# WHAT IS EXPECTED:
Reproduce the records that follow in full, excluding any picture they contain.

# EXERCISE INPUTS:
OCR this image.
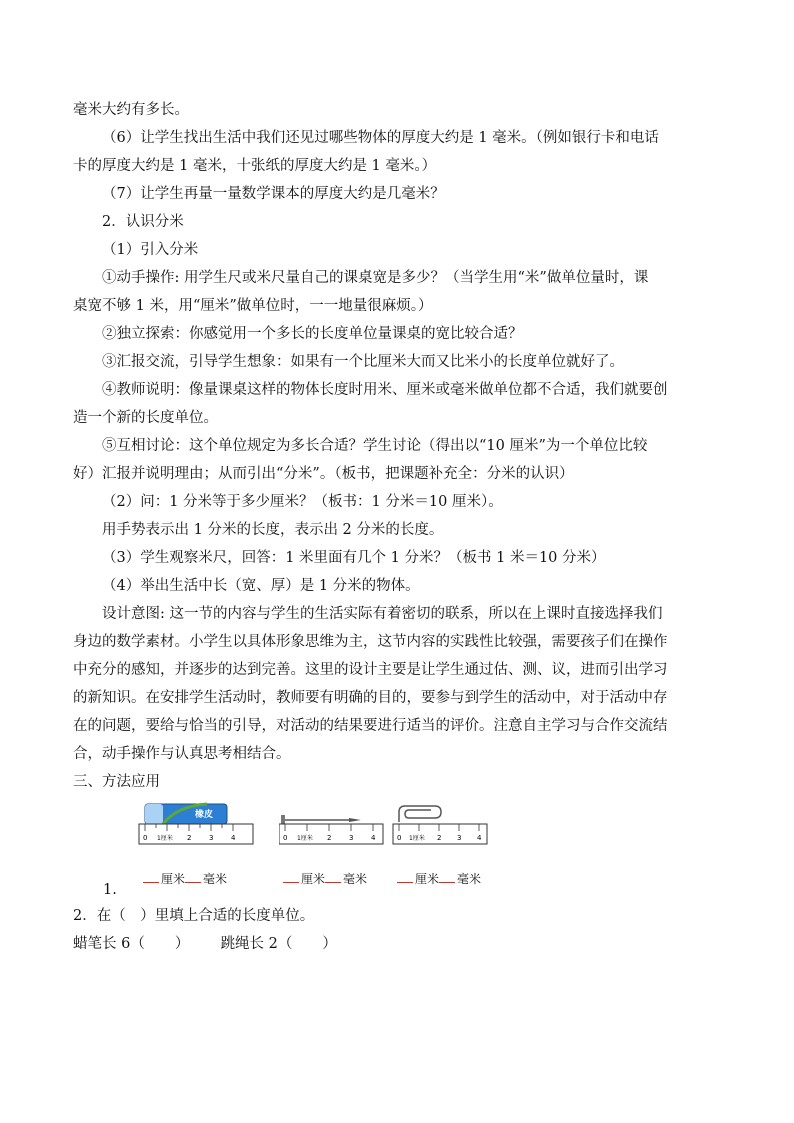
毫米大约有多长。

（6）让学生找出生活中我们还见过哪些物体的厚度大约是 1 毫米。（例如银行卡和电话

卡的厚度大约是 1 毫米，十张纸的厚度大约是 1 毫米。）

（7）让学生再量一量数学课本的厚度大约是几毫米？

2．认识分米

（1）引入分米

①动手操作: 用学生尺或米尺量自己的课桌宽是多少？（当学生用“米”做单位量时，课

桌宽不够 1 米，用“厘米”做单位时，一一地量很麻烦。）

②独立探索：你感觉用一个多长的长度单位量课桌的宽比较合适？

③汇报交流，引导学生想象：如果有一个比厘米大而又比米小的长度单位就好了。

④教师说明：像量课桌这样的物体长度时用米、厘米或毫米做单位都不合适，我们就要创

造一个新的长度单位。

⑤互相讨论：这个单位规定为多长合适？学生讨论（得出以“10 厘米”为一个单位比较

好）汇报并说明理由；从而引出“分米”。（板书，把课题补充全：分米的认识）

（2）问：1 分米等于多少厘米？（板书：1 分米＝10 厘米）。

用手势表示出 1 分米的长度，表示出 2 分米的长度。

（3）学生观察米尺，回答：1 米里面有几个 1 分米？（板书 1 米＝10 分米）

（4）举出生活中长（宽、厚）是 1 分米的物体。

设计意图: 这一节的内容与学生的生活实际有着密切的联系，所以在上课时直接选择我们

身边的数学素材。小学生以具体形象思维为主，这节内容的实践性比较强，需要孩子们在操作

中充分的感知，并逐步的达到完善。这里的设计主要是让学生通过估、测、议，进而引出学习

的新知识。在安排学生活动时，教师要有明确的目的，要参与到学生的活动中，对于活动中存

在的问题，要给与恰当的引导，对活动的结果要进行适当的评价。注意自主学习与合作交流结

合，动手操作与认真思考相结合。

三、方法应用

橡皮
0 1厘米 2	3	4
厘米 毫米
0 1厘米 2	3	4
厘米 毫米
0 1厘米 2 3 4
厘米 毫米
1.

2．在（　）里填上合适的长度单位。

蜡笔长 6（ ） 跳绳长 2（ ）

# FINISHED ANSWER:
OCR this image.
毫米大约有多长。

（6）让学生找出生活中我们还见过哪些物体的厚度大约是 1 毫米。（例如银行卡和电话

卡的厚度大约是 1 毫米，十张纸的厚度大约是 1 毫米。）

（7）让学生再量一量数学课本的厚度大约是几毫米？

2．认识分米

（1）引入分米

①动手操作: 用学生尺或米尺量自己的课桌宽是多少？（当学生用“米”做单位量时，课

桌宽不够 1 米，用“厘米”做单位时，一一地量很麻烦。）

②独立探索：你感觉用一个多长的长度单位量课桌的宽比较合适？

③汇报交流，引导学生想象：如果有一个比厘米大而又比米小的长度单位就好了。

④教师说明：像量课桌这样的物体长度时用米、厘米或毫米做单位都不合适，我们就要创

造一个新的长度单位。

⑤互相讨论：这个单位规定为多长合适？学生讨论（得出以“10 厘米”为一个单位比较

好）汇报并说明理由；从而引出“分米”。（板书，把课题补充全：分米的认识）

（2）问：1 分米等于多少厘米？（板书：1 分米＝10 厘米）。

用手势表示出 1 分米的长度，表示出 2 分米的长度。

（3）学生观察米尺，回答：1 米里面有几个 1 分米？（板书 1 米＝10 分米）

（4）举出生活中长（宽、厚）是 1 分米的物体。

设计意图: 这一节的内容与学生的生活实际有着密切的联系，所以在上课时直接选择我们

身边的数学素材。小学生以具体形象思维为主，这节内容的实践性比较强，需要孩子们在操作

中充分的感知，并逐步的达到完善。这里的设计主要是让学生通过估、测、议，进而引出学习

的新知识。在安排学生活动时，教师要有明确的目的，要参与到学生的活动中，对于活动中存

在的问题，要给与恰当的引导，对活动的结果要进行适当的评价。注意自主学习与合作交流结

合，动手操作与认真思考相结合。

三、方法应用

橡皮
0 1厘米 2	3	4
厘米 毫米
0 1厘米 2	3	4
厘米 毫米
0 1厘米 2 3 4
厘米 毫米
1.

2．在（　）里填上合适的长度单位。

蜡笔长 6（ ） 跳绳长 2（ ）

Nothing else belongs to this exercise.